* Required tasks:
a. Retype the passage on Locke starting at "The Letter concerning Toleration is" and ending at "diverse religious beliefs.", with no changes.
b. Using the passage on Locke, mark each statement yes or no and quote the words of the passage that settle it: (i) Locke kept Roman Catholics outside the toleration he argued for; (ii) Locke held that the purpose of government is to protect religious truth; (iii) Locke died at Oates, Essex, in 1704.

* Excerpt provided:

╭──

The Two Treatises are perhaps best known for their theories of property and revolution. Government, according to Locke, is a human contrivance made necessary by the growing complexities of the state of nature and especially by the increasing insecurity of personal property. Locke had two conceptions of "property." In the state of nature (through chapter V of the Second Treatise), "property" meant land and goods, including money; in civil society, however, it almost always meant "life, liberty, and estate," which was the more widely accepted meaning in seventeenth-century England. Locke's initial reliance upon the former definition—and the subsequent importance of the Two Treatises—undoubtedly played a large role in popularizing that narrower understanding among modern English speakers, but his shift back to the more conventional and broader meaning was the source of some ambiguities in his political theory.
The purpose of government according to Locke is to protect property, and it is in return for that protection that people agree to transfer to the government their individual rights to interpret and enforce the law of nature. When the government no longer provides that protection, or if it becomes an enemy to property, the duty to obey is superseded by a right of revolution, whereby the power and authority conveyed to the government revert to the people (or their representatives) who may then establish a new government.
The Letter concerning Toleration is a specific application of the principles of the Two Treatises. What was innovative and radical about the Letter was the argument that religious imposition went so far beyond the legitimate competence of the magistrate as to be a ground for resistance. Locke drew a firm distinction between the secular ends of magistracy and the religious ends of churches. In doing so, he made a bolder move toward genuine religious liberty than had any of his contemporaries. But Locke excluded Roman Catholics from this toleration, alleging, like many of his contemporaries, that they owed their primary political loyalty to the pope rather than to civil rulers. He was confident, however, that Protestant Christians could live at peace within one civil society despite their diverse religious beliefs.
Locke spent the rest of life in public service and writing. He was a member of the Board of Trade and published revisions of the Essay, replies to criticisms of the Letter concerning Toleration, and tracts on education, religion, and money, some of which were published after his death. Locke died on 28 October 1704 at Oates, Essex, at the home of Sir Francis and Lady Masham (the daughter of the
Cambridge Platonist Ralph Cudworth), where he had been living since 1691. He is buried in High Laver Church in Essex. Much of his massive collection of personal manuscripts—including journals, diaries, letters he received, and copies of those he sent—and a substantial part of his library have survived and are now in the Bodleian Library at Oxford.

╰──

* Available data:
╭──

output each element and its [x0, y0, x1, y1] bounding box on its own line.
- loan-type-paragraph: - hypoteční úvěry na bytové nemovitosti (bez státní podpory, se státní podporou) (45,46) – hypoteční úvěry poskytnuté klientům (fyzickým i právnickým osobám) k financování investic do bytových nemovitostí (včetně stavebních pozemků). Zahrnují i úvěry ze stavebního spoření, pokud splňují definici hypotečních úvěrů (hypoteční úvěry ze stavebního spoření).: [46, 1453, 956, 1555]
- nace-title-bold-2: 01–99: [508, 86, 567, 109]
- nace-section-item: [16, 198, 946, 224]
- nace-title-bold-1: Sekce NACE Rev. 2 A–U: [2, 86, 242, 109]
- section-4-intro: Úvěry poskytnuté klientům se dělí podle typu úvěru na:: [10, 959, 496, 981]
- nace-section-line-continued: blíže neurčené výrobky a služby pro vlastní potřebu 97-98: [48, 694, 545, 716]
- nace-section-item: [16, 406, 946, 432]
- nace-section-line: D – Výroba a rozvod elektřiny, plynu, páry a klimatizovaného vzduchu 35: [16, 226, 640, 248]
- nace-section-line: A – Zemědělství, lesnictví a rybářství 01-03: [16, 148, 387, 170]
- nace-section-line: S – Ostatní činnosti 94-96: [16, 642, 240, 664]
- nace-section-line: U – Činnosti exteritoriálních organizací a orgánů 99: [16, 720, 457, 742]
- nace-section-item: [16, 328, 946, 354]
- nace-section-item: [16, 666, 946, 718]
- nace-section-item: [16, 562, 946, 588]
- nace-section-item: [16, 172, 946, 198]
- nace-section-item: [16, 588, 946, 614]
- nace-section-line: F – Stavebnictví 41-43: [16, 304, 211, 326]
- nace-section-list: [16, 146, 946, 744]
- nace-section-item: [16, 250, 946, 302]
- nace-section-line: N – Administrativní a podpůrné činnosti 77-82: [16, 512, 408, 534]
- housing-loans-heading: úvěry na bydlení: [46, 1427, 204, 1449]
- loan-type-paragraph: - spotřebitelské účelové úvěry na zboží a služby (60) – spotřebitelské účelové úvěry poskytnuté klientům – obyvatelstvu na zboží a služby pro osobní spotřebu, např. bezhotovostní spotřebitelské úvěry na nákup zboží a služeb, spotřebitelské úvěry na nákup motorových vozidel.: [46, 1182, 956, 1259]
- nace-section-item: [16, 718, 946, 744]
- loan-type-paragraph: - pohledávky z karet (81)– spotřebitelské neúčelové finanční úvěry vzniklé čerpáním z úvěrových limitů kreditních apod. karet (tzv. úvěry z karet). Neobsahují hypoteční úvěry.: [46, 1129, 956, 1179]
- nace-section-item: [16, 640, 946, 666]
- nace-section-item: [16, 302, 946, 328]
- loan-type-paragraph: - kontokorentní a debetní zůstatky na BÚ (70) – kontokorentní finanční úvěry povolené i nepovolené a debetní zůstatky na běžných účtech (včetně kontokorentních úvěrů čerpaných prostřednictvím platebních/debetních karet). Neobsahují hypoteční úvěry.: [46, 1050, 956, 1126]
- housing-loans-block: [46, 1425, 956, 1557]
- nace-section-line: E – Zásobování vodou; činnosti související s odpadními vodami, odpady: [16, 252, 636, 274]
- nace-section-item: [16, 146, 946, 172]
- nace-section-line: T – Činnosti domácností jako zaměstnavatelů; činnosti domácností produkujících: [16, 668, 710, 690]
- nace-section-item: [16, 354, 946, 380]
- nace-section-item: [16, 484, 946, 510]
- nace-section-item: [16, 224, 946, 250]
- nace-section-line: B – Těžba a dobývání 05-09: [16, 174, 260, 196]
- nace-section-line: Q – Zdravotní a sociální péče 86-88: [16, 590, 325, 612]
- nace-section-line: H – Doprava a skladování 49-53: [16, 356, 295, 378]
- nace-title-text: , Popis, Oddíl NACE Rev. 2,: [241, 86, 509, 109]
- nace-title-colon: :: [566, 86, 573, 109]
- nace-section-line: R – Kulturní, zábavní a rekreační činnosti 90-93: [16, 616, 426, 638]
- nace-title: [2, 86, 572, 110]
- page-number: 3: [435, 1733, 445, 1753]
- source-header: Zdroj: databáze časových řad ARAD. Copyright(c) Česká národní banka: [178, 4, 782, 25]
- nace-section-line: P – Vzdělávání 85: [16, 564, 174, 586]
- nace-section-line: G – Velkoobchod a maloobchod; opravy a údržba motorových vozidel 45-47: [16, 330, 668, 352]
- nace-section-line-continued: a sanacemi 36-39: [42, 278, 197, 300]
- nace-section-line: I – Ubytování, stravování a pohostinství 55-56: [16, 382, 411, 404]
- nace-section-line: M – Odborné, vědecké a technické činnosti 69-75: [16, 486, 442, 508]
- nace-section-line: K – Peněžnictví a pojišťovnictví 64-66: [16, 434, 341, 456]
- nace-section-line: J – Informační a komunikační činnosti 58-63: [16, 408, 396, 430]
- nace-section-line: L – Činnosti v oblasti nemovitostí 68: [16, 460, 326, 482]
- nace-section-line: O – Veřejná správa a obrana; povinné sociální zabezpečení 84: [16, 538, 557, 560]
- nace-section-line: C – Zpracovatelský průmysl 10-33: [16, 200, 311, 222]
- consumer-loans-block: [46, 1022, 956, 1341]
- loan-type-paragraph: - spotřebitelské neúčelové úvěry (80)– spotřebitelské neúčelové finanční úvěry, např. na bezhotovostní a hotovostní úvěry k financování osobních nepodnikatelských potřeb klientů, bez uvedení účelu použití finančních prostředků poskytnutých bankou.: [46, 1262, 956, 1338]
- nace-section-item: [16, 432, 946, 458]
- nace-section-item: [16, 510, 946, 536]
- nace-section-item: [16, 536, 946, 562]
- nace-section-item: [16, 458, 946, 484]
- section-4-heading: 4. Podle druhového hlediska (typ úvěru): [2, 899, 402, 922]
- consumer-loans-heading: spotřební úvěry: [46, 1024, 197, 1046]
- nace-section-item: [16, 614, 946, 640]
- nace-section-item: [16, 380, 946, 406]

╰──

* Answers by item number:
a.
The Letter concerning Toleration is a specific application of the principles of the Two Treatises. What was innovative and radical about the Letter was the argument that religious imposition went so far beyond the legitimate competence of the magistrate as to be a ground for resistance. Locke drew a firm distinction between the secular ends of magistracy and the religious ends of churches. In doing so, he made a bolder move toward genuine religious liberty than had any of his contemporaries. But Locke excluded Roman Catholics from this toleration, alleging, like many of his contemporaries, that they owed their primary political loyalty to the pope rather than to civil rulers. He was confident, however, that Protestant Christians could live at peace within one civil society despite their diverse religious beliefs.

b.
(i) Yes: "But Locke excluded Roman Catholics from this toleration"
(ii) No: "The purpose of government according to Locke is to protect property"
(iii) Yes: "Locke died on 28 October 1704 at Oates, Essex"